RECORDS FOR THIS TASK
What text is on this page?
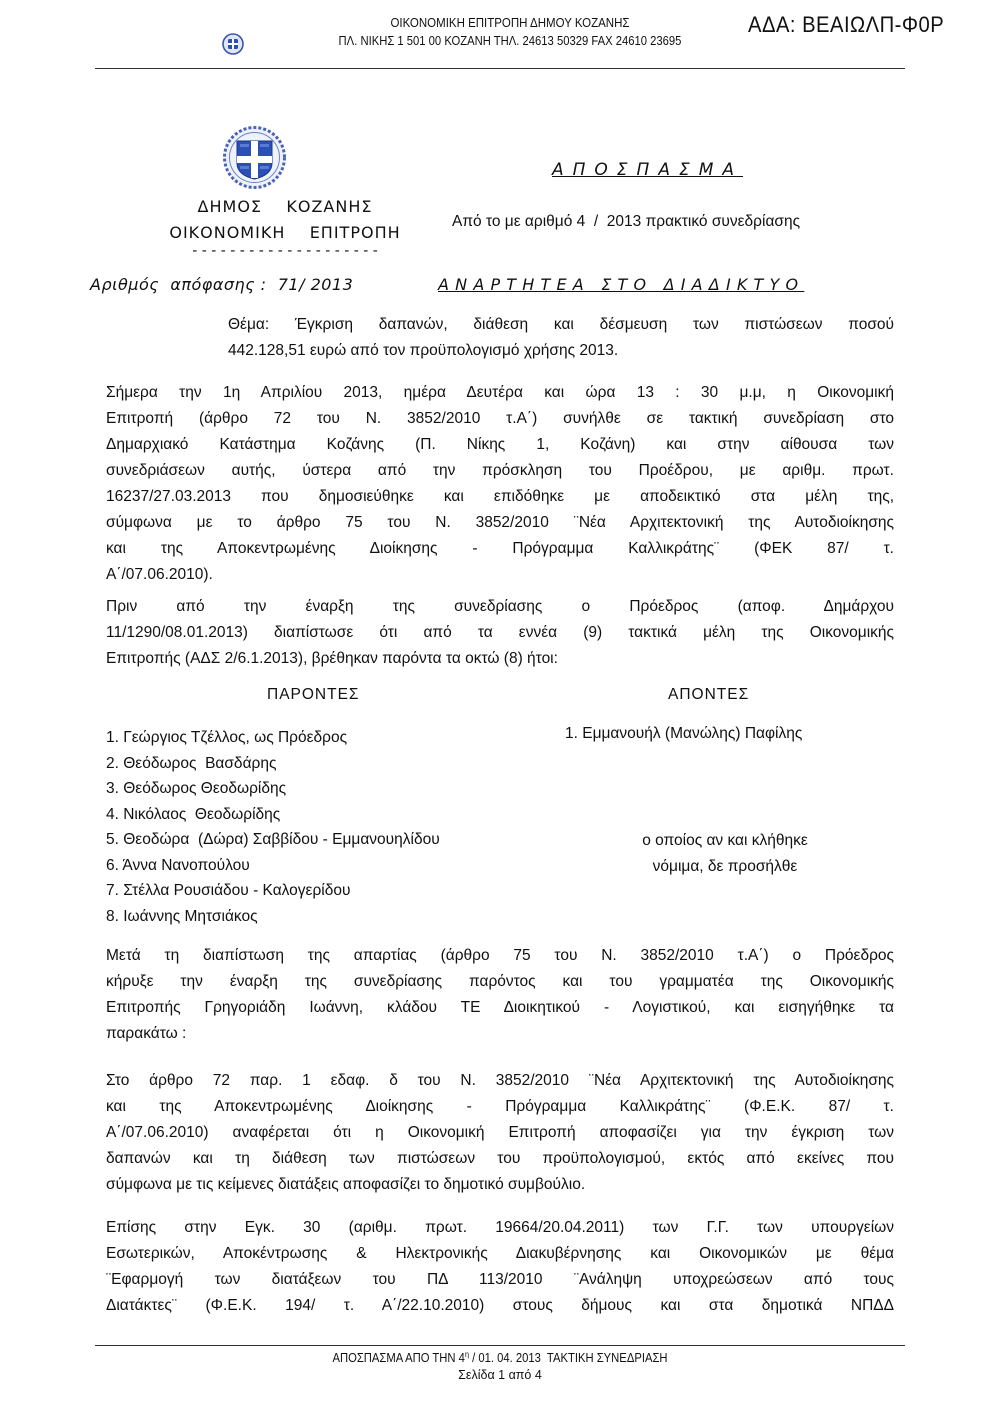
ΟΙΚΟΝΟΜΙΚΗ ΕΠΙΤΡΟΠΗ ΔΗΜΟΥ ΚΟΖΑΝΗΣ
ΠΛ. ΝΙΚΗΣ 1 501 00 ΚΟΖΑΝΗ ΤΗΛ. 24613 50329 FAX 24610 23695
ΑΔΑ: ΒΕΑΙΩΛΠ-Φ0Ρ
ΔΗΜΟΣ    ΚΟΖΑΝΗΣ
ΟΙΚΟΝΟΜΙΚΗ    ΕΠΙΤΡΟΠΗ
- - - - - - - - - - - - - - - - - - - -
Αριθμός  απόφασης :  71/ 2013
ΑΠΟΣΠΑΣΜΑ
Από το με αριθμό 4  /  2013 πρακτικό συνεδρίασης
ΑΝΑΡΤΗΤΕΑ ΣΤΟ ΔΙΑΔΙΚΤΥΟ
Θέμα: Έγκριση δαπανών, διάθεση και δέσμευση των πιστώσεων ποσού
442.128,51 ευρώ από τον προϋπολογισμό χρήσης 2013.
Σήμερα την 1η Απριλίου 2013, ημέρα Δευτέρα και ώρα 13 : 30 μ.μ, η Οικονομική
Επιτροπή (άρθρο 72 του Ν. 3852/2010 τ.Α΄) συνήλθε σε τακτική συνεδρίαση στο
Δημαρχιακό Κατάστημα Κοζάνης (Π. Νίκης 1, Κοζάνη) και στην αίθουσα των
συνεδριάσεων αυτής, ύστερα από την πρόσκληση του Προέδρου, με αριθμ. πρωτ.
16237/27.03.2013 που δημοσιεύθηκε και επιδόθηκε με αποδεικτικό στα μέλη της,
σύμφωνα με το άρθρο 75 του Ν. 3852/2010 ¨Νέα Αρχιτεκτονική της Αυτοδιοίκησης
και της Αποκεντρωμένης Διοίκησης - Πρόγραμμα Καλλικράτης¨ (ΦΕΚ 87/ τ.
Α΄/07.06.2010).
Πριν από την έναρξη της συνεδρίασης ο Πρόεδρος (αποφ. Δημάρχου
11/1290/08.01.2013) διαπίστωσε ότι από τα εννέα (9) τακτικά μέλη της Οικονομικής
Επιτροπής (ΑΔΣ 2/6.1.2013), βρέθηκαν παρόντα τα οκτώ (8) ήτοι:
ΠΑΡΟΝΤΕΣ	ΑΠΟΝΤΕΣ
1. Γεώργιος Τζέλλος, ως Πρόεδρος
2. Θεόδωρος  Βασδάρης
3. Θεόδωρος Θεοδωρίδης
4. Νικόλαος  Θεοδωρίδης
5. Θεοδώρα  (Δώρα) Σαββίδου - Εμμανουηλίδου
6. Άννα Νανοπούλου
7. Στέλλα Ρουσιάδου - Καλογερίδου
8. Ιωάννης Μητσιάκος
1. Εμμανουήλ (Μανώλης) Παφίλης
ο οποίος αν και κλήθηκε
νόμιμα, δε προσήλθε
Μετά τη διαπίστωση της απαρτίας (άρθρο 75 του Ν. 3852/2010 τ.Α΄) ο Πρόεδρος
κήρυξε την έναρξη της συνεδρίασης παρόντος και του γραμματέα της Οικονομικής
Επιτροπής Γρηγοριάδη Ιωάννη, κλάδου ΤΕ Διοικητικού - Λογιστικού, και εισηγήθηκε τα
παρακάτω :
Στο άρθρο 72 παρ. 1 εδαφ. δ του Ν. 3852/2010 ¨Νέα Αρχιτεκτονική της Αυτοδιοίκησης
και της Αποκεντρωμένης Διοίκησης - Πρόγραμμα Καλλικράτης¨ (Φ.Ε.Κ. 87/ τ.
Α΄/07.06.2010) αναφέρεται ότι η Οικονομική Επιτροπή αποφασίζει για την έγκριση των
δαπανών και τη διάθεση των πιστώσεων του προϋπολογισμού, εκτός από εκείνες που
σύμφωνα με τις κείμενες διατάξεις αποφασίζει το δημοτικό συμβούλιο.
Επίσης στην Εγκ. 30 (αριθμ. πρωτ. 19664/20.04.2011) των Γ.Γ. των υπουργείων
Εσωτερικών, Αποκέντρωσης & Ηλεκτρονικής Διακυβέρνησης και Οικονομικών με θέμα
¨Εφαρμογή των διατάξεων του ΠΔ 113/2010 ¨Ανάληψη υποχρεώσεων από τους
Διατάκτες¨ (Φ.Ε.Κ. 194/ τ. Α΄/22.10.2010) στους δήμους και στα δημοτικά ΝΠΔΔ
ΑΠΟΣΠΑΣΜΑ ΑΠΟ ΤΗΝ $4^\eta / 01$. 04. 2013  ΤΑΚΤΙΚΗ ΣΥΝΕΔΡΙΑΣΗ
Σελίδα 1 από 4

EXERCISE GOAL
Identify every line where the string "διάθεση" appears.

ANSWER TO THE PROBLEM
Θέμα: Έγκριση δαπανών, διάθεση και δέσμευση των πιστώσεων ποσού
δαπανών και τη διάθεση των πιστώσεων του προϋπολογισμού, εκτός από εκείνες που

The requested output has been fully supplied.